### [STATED TASK]
Copy out the lines that have "персонала" in them.
***
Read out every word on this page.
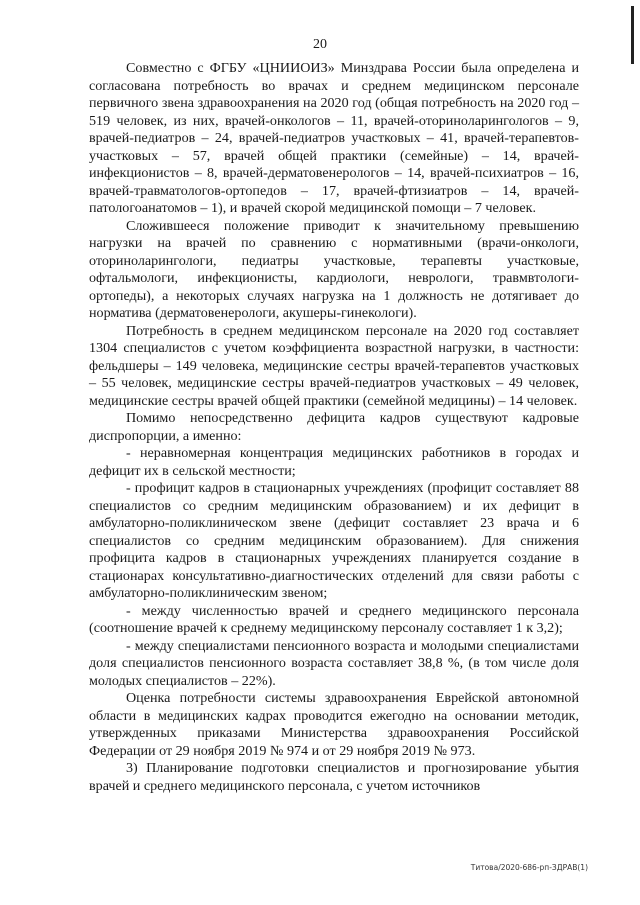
20

Совместно с ФГБУ «ЦНИИОИЗ» Минздрава России была определена и согласована потребность во врачах и среднем медицинском персонале первичного звена здравоохранения на 2020 год (общая потребность на 2020 год – 519 человек, из них, врачей-онкологов – 11, врачей-оториноларингологов – 9, врачей-педиатров – 24, врачей-педиатров участковых – 41, врачей-терапевтов-участковых – 57, врачей общей практики (семейные) – 14, врачей-инфекционистов – 8, врачей-дерматовенерологов – 14, врачей-психиатров – 16, врачей-травматологов-ортопедов – 17, врачей-фтизиатров – 14, врачей-патологоанатомов – 1), и врачей скорой медицинской помощи – 7 человек.

Сложившееся положение приводит к значительному превышению нагрузки на врачей по сравнению с нормативными (врачи-онкологи, оториноларингологи, педиатры участковые, терапевты участковые, офтальмологи, инфекционисты, кардиологи, неврологи, травмвтологи-ортопеды), а некоторых случаях нагрузка на 1 должность не дотягивает до норматива (дерматовенерологи, акушеры-гинекологи).

Потребность в среднем медицинском персонале на 2020 год составляет 1304 специалистов с учетом коэффициента возрастной нагрузки, в частности: фельдшеры – 149 человека, медицинские сестры врачей-терапевтов участковых – 55 человек, медицинские сестры врачей-педиатров участковых – 49 человек, медицинские сестры врачей общей практики (семейной медицины) – 14 человек.

Помимо непосредственно дефицита кадров существуют кадровые диспропорции, а именно:

- неравномерная концентрация медицинских работников в городах и дефицит их в сельской местности;

- профицит кадров в стационарных учреждениях (профицит составляет 88 специалистов со средним медицинским образованием) и их дефицит в амбулаторно-поликлиническом звене (дефицит составляет 23 врача и 6 специалистов со средним медицинским образованием). Для снижения профицита кадров в стационарных учреждениях планируется создание в стационарах консультативно-диагностических отделений для связи работы с амбулаторно-поликлиническим звеном;

- между численностью врачей и среднего медицинского персонала (соотношение врачей к среднему медицинскому персоналу составляет 1 к 3,2);

- между специалистами пенсионного возраста и молодыми специалистами доля специалистов пенсионного возраста составляет 38,8 %, (в том числе доля молодых специалистов – 22%).

Оценка потребности системы здравоохранения Еврейской автономной области в медицинских кадрах проводится ежегодно на основании методик, утвержденных приказами Министерства здравоохранения Российской Федерации от 29 ноября 2019 № 974 и от 29 ноября 2019 № 973.

3) Планирование подготовки специалистов и прогнозирование убытия врачей и среднего медицинского персонала, с учетом источников

Титова/2020-686-рп-ЗДРАВ(1)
***
### [RESPONSE BELOW]
- между численностью врачей и среднего медицинского персонала (соотношение врачей к среднему медицинскому персоналу составляет 1 к 3,2);
3) Планирование подготовки специалистов и прогнозирование убытия врачей и среднего медицинского персонала, с учетом источников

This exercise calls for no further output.